• [WHAT IS EXPECTED] Extract each line of the records below that contains the word "vernietigd".

[[ ENTRIES SHOWN open ]]

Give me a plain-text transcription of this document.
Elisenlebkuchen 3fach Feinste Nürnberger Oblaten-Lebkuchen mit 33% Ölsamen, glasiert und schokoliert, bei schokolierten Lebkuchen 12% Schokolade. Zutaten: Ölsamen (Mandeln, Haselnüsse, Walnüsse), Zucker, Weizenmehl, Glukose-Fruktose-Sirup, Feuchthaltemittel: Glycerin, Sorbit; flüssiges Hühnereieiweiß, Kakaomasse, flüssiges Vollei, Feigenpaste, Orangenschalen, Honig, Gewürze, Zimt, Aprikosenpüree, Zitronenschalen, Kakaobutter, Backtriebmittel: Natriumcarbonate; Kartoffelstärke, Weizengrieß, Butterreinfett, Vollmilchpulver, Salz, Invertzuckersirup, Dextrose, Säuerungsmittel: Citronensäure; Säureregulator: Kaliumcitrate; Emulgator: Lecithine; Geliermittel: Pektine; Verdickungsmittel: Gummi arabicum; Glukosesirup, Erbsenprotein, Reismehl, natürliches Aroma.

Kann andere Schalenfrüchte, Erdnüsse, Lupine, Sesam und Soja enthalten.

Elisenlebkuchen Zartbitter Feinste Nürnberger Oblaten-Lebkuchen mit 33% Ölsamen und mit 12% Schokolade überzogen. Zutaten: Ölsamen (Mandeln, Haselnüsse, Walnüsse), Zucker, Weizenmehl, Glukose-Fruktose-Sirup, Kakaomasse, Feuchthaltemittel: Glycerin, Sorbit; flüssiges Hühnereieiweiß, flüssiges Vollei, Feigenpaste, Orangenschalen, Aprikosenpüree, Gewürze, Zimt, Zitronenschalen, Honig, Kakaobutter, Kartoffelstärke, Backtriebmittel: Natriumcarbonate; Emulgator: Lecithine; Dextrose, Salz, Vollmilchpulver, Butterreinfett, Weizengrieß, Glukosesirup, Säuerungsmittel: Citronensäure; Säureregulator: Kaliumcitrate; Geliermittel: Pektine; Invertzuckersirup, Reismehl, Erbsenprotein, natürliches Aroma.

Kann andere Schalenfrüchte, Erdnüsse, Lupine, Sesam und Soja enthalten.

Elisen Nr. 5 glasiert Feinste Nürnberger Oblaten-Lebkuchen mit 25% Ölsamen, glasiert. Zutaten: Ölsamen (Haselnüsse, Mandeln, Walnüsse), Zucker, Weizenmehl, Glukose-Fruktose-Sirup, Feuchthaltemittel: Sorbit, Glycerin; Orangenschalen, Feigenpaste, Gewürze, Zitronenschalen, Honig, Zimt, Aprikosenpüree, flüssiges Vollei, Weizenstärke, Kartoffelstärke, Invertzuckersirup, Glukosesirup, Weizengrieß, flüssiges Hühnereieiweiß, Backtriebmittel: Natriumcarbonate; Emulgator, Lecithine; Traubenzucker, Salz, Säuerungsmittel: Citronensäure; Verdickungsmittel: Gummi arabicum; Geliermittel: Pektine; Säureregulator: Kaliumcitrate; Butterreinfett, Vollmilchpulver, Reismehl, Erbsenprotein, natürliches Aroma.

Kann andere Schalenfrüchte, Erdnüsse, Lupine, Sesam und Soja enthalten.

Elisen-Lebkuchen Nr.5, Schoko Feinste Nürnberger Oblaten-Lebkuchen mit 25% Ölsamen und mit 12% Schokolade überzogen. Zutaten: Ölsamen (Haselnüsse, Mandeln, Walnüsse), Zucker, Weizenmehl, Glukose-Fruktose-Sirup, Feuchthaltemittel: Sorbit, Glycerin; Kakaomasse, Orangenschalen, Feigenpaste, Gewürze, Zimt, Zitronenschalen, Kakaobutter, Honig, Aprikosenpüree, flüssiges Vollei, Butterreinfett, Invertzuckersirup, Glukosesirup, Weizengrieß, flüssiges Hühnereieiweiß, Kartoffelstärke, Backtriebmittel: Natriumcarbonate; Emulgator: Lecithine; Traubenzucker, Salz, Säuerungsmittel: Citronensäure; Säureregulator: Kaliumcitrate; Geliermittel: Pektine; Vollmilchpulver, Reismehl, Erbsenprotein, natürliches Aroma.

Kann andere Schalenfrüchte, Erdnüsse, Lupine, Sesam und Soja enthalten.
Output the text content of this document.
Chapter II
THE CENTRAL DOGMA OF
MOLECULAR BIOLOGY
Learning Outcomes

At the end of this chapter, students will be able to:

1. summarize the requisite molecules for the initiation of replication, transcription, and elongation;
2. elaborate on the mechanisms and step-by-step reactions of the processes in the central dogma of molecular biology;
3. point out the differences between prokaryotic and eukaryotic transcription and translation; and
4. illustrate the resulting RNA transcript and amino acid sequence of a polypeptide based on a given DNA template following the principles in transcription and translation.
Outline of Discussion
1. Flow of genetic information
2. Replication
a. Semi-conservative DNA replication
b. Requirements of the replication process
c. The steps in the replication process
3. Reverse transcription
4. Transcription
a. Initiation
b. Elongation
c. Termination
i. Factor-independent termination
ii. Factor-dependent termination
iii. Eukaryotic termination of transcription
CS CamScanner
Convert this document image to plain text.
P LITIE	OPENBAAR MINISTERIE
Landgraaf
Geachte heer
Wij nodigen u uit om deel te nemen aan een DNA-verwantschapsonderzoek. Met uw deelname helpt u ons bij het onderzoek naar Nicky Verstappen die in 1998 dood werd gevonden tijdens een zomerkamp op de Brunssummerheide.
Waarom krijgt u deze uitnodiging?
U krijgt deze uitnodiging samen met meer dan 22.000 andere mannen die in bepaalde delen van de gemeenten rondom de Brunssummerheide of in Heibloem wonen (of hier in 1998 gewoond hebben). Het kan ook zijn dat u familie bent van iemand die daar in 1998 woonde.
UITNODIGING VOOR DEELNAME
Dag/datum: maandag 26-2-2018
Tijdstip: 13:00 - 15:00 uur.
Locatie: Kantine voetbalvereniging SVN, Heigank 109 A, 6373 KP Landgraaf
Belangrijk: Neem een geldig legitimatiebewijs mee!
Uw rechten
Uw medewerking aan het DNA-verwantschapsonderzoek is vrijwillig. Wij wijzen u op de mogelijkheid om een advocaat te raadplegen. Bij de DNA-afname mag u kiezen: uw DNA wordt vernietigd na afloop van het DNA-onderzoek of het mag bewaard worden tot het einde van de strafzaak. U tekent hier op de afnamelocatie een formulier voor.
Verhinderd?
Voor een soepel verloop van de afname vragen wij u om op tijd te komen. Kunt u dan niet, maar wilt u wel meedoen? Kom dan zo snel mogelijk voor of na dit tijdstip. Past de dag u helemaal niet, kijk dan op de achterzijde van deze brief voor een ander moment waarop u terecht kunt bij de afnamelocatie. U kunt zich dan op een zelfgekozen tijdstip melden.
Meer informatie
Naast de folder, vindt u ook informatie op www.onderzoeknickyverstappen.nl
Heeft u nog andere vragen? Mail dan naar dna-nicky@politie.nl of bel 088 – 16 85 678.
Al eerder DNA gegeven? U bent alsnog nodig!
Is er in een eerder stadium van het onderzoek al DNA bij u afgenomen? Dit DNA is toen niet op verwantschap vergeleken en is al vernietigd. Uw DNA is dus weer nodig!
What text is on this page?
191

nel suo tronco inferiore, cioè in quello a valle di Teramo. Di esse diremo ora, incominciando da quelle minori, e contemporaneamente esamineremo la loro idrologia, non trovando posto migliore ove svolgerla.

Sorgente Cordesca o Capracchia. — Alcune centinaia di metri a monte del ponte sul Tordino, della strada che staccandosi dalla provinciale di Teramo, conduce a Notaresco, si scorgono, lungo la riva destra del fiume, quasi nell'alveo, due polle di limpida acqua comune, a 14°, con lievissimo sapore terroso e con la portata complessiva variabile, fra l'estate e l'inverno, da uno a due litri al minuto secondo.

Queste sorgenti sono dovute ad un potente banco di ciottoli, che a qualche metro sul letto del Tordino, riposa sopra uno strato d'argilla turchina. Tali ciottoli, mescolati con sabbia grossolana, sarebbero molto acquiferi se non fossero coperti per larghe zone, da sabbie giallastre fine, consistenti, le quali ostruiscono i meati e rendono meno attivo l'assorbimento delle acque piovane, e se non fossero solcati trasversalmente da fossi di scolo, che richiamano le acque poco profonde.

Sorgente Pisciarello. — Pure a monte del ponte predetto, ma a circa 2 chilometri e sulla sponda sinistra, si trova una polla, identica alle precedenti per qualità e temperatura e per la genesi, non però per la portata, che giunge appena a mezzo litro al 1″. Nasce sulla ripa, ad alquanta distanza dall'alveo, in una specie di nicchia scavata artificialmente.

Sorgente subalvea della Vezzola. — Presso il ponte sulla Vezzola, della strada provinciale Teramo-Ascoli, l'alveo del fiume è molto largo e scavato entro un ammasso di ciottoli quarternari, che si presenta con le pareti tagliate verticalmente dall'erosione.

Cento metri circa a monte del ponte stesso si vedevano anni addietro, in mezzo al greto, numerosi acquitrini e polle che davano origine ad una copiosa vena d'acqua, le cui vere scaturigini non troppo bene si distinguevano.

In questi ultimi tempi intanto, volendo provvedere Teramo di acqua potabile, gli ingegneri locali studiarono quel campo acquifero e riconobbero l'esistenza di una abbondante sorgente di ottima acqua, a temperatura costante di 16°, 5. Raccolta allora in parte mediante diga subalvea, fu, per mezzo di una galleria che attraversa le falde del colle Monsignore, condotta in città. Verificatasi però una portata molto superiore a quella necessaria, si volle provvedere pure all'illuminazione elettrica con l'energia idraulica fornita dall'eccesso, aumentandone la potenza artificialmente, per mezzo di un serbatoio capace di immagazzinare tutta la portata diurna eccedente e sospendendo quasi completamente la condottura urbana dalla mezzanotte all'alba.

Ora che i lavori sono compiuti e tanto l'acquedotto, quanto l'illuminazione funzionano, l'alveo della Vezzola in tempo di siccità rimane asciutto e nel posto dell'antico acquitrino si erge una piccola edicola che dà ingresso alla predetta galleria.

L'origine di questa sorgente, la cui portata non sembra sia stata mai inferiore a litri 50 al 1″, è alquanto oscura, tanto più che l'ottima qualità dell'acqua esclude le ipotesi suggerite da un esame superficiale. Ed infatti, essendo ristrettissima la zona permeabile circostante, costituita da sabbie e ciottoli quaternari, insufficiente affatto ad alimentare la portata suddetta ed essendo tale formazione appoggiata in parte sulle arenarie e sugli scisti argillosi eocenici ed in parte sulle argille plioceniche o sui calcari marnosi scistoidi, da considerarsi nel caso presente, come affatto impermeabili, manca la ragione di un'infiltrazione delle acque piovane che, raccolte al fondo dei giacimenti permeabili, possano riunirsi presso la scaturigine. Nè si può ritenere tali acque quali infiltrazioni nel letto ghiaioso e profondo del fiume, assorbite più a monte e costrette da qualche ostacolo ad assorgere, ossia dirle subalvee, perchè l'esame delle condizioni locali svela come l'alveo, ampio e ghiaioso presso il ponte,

[[ ENTRIES SHOWN closed ]]

• [SOLUTION FOR THIS PROBLEM]
Uw medewerking aan het DNA-verwantschapsonderzoek is vrijwillig. Wij wijzen u op de mogelijkheid om een advocaat te raadplegen. Bij de DNA-afname mag u kiezen: uw DNA wordt vernietigd na afloop van het DNA-onderzoek of het mag bewaard worden tot het einde van de strafzaak. U tekent hier op de afnamelocatie een formulier voor.
Is er in een eerder stadium van het onderzoek al DNA bij u afgenomen? Dit DNA is toen niet op verwantschap vergeleken en is al vernietigd. Uw DNA is dus weer nodig!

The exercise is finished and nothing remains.